* **To be done**
Output every record word for word.
___
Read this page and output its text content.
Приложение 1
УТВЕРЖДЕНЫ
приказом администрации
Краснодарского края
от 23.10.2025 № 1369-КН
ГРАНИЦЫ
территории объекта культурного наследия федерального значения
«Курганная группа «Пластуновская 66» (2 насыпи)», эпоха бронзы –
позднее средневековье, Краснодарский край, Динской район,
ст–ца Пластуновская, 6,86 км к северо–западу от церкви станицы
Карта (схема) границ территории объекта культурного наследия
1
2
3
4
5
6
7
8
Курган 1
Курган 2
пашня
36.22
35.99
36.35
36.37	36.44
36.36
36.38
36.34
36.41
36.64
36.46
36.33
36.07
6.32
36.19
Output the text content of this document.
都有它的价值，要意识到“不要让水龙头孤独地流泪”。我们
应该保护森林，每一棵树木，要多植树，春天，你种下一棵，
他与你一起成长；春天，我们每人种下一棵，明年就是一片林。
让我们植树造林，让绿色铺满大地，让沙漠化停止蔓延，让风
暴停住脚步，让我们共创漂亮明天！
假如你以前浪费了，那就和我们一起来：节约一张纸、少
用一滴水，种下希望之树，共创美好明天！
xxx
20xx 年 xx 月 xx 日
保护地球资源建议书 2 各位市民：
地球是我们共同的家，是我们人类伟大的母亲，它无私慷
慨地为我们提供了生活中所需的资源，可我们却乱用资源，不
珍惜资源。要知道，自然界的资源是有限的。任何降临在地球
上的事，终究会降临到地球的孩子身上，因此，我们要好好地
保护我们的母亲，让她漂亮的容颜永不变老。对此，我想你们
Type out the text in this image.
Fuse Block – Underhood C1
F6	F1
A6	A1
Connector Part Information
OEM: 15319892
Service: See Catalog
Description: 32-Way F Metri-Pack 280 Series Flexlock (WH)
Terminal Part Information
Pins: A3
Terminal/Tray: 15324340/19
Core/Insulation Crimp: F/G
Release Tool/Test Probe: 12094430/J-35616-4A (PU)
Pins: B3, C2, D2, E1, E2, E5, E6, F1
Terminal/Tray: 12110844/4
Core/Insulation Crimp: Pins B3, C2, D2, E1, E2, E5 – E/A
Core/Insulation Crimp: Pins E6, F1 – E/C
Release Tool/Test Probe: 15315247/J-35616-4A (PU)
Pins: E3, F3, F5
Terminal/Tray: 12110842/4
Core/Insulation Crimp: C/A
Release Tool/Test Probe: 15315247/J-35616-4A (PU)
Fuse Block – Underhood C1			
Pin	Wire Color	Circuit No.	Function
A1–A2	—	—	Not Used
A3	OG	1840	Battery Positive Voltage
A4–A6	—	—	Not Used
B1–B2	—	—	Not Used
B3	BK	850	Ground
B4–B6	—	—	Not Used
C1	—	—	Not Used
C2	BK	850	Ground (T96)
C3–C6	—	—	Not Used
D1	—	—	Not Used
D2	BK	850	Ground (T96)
___
* **Full answer**
Read this page and output its text content.
Приложение 1
УТВЕРЖДЕНЫ
приказом администрации
Краснодарского края
от 23.10.2025 № 1369-КН
ГРАНИЦЫ
территории объекта культурного наследия федерального значения
«Курганная группа «Пластуновская 66» (2 насыпи)», эпоха бронзы –
позднее средневековье, Краснодарский край, Динской район,
ст–ца Пластуновская, 6,86 км к северо–западу от церкви станицы
Карта (схема) границ территории объекта культурного наследия
1
2
3
4
5
6
7
8
Курган 1
Курган 2
пашня
36.22
35.99
36.35
36.37	36.44
36.36
36.38
36.34
36.41
36.64
36.46
36.33
36.07
6.32
36.19
Output the text content of this document.
都有它的价值，要意识到“不要让水龙头孤独地流泪”。我们
应该保护森林，每一棵树木，要多植树，春天，你种下一棵，
他与你一起成长；春天，我们每人种下一棵，明年就是一片林。
让我们植树造林，让绿色铺满大地，让沙漠化停止蔓延，让风
暴停住脚步，让我们共创漂亮明天！
假如你以前浪费了，那就和我们一起来：节约一张纸、少
用一滴水，种下希望之树，共创美好明天！
xxx
20xx 年 xx 月 xx 日
保护地球资源建议书 2 各位市民：
地球是我们共同的家，是我们人类伟大的母亲，它无私慷
慨地为我们提供了生活中所需的资源，可我们却乱用资源，不
珍惜资源。要知道，自然界的资源是有限的。任何降临在地球
上的事，终究会降临到地球的孩子身上，因此，我们要好好地
保护我们的母亲，让她漂亮的容颜永不变老。对此，我想你们
Type out the text in this image.
Fuse Block – Underhood C1
F6	F1
A6	A1
Connector Part Information
OEM: 15319892
Service: See Catalog
Description: 32-Way F Metri-Pack 280 Series Flexlock (WH)
Terminal Part Information
Pins: A3
Terminal/Tray: 15324340/19
Core/Insulation Crimp: F/G
Release Tool/Test Probe: 12094430/J-35616-4A (PU)
Pins: B3, C2, D2, E1, E2, E5, E6, F1
Terminal/Tray: 12110844/4
Core/Insulation Crimp: Pins B3, C2, D2, E1, E2, E5 – E/A
Core/Insulation Crimp: Pins E6, F1 – E/C
Release Tool/Test Probe: 15315247/J-35616-4A (PU)
Pins: E3, F3, F5
Terminal/Tray: 12110842/4
Core/Insulation Crimp: C/A
Release Tool/Test Probe: 15315247/J-35616-4A (PU)
Fuse Block – Underhood C1			
Pin	Wire Color	Circuit No.	Function
A1–A2	—	—	Not Used
A3	OG	1840	Battery Positive Voltage
A4–A6	—	—	Not Used
B1–B2	—	—	Not Used
B3	BK	850	Ground
B4–B6	—	—	Not Used
C1	—	—	Not Used
C2	BK	850	Ground (T96)
C3–C6	—	—	Not Used
D1	—	—	Not Used
D2	BK	850	Ground (T96)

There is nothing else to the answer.